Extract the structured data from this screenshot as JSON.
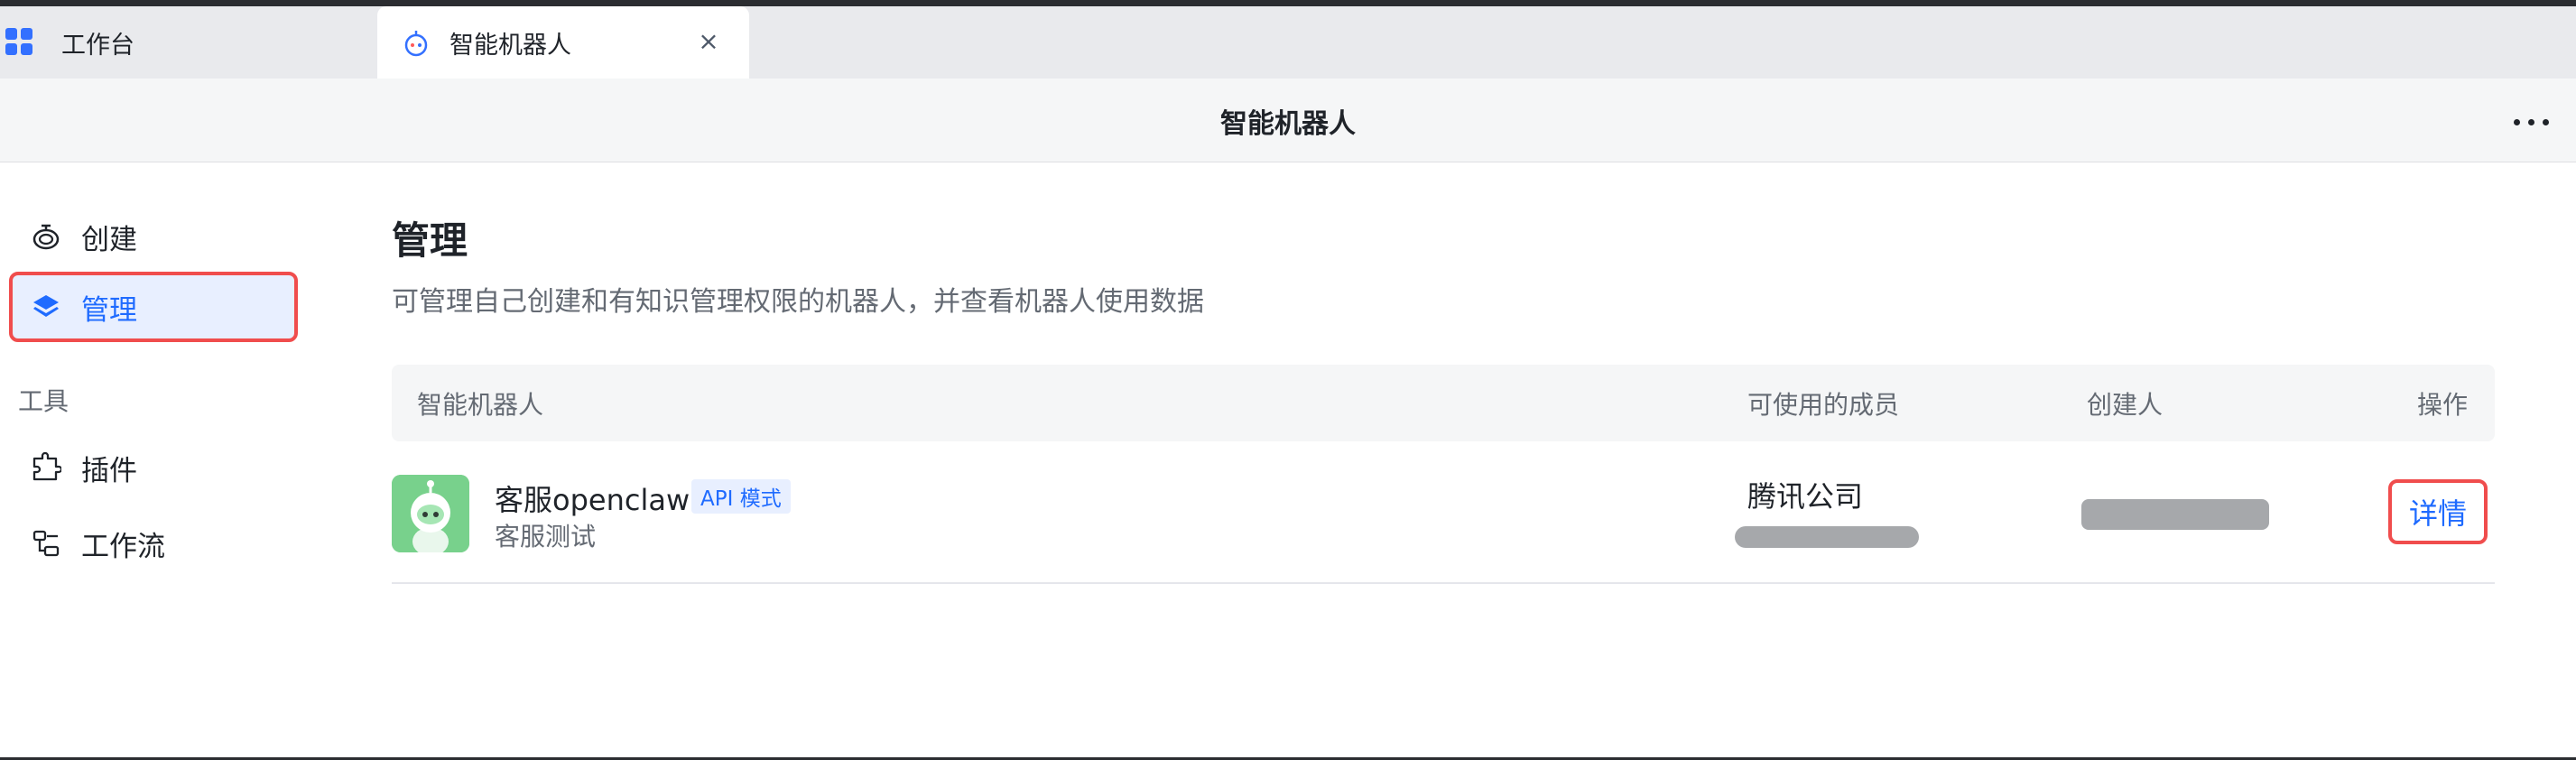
{
  "tabs": [
    {
      "label": "工作台",
      "icon": "grid-icon"
    },
    {
      "label": "智能机器人",
      "icon": "robot-icon",
      "close": "×"
    }
  ],
  "window": {
    "title": "智能机器人",
    "more_icon": "more-dots-icon"
  },
  "sidebar": {
    "items": [
      {
        "label": "创建",
        "icon": "robot-icon"
      },
      {
        "label": "管理",
        "icon": "layers-icon",
        "active": true
      }
    ],
    "section_tools": "工具",
    "tool_items": [
      {
        "label": "插件",
        "icon": "plugin-icon"
      },
      {
        "label": "工作流",
        "icon": "workflow-icon"
      }
    ]
  },
  "main": {
    "title": "管理",
    "description": "可管理自己创建和有知识管理权限的机器人，并查看机器人使用数据",
    "table": {
      "headers": {
        "name": "智能机器人",
        "members": "可使用的成员",
        "creator": "创建人",
        "action": "操作"
      },
      "rows": [
        {
          "name": "客服openclaw",
          "badge": "API 模式",
          "description": "客服测试",
          "members": "腾讯公司",
          "action": "详情"
        }
      ]
    }
  },
  "colors": {
    "accent": "#1f6bff",
    "highlight_border": "#f04d4d",
    "avatar_bg": "#78d18c"
  }
}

——————————

Exercise description: Check each line of the data above for the string "label" and report only how many lines have it.

The output: 6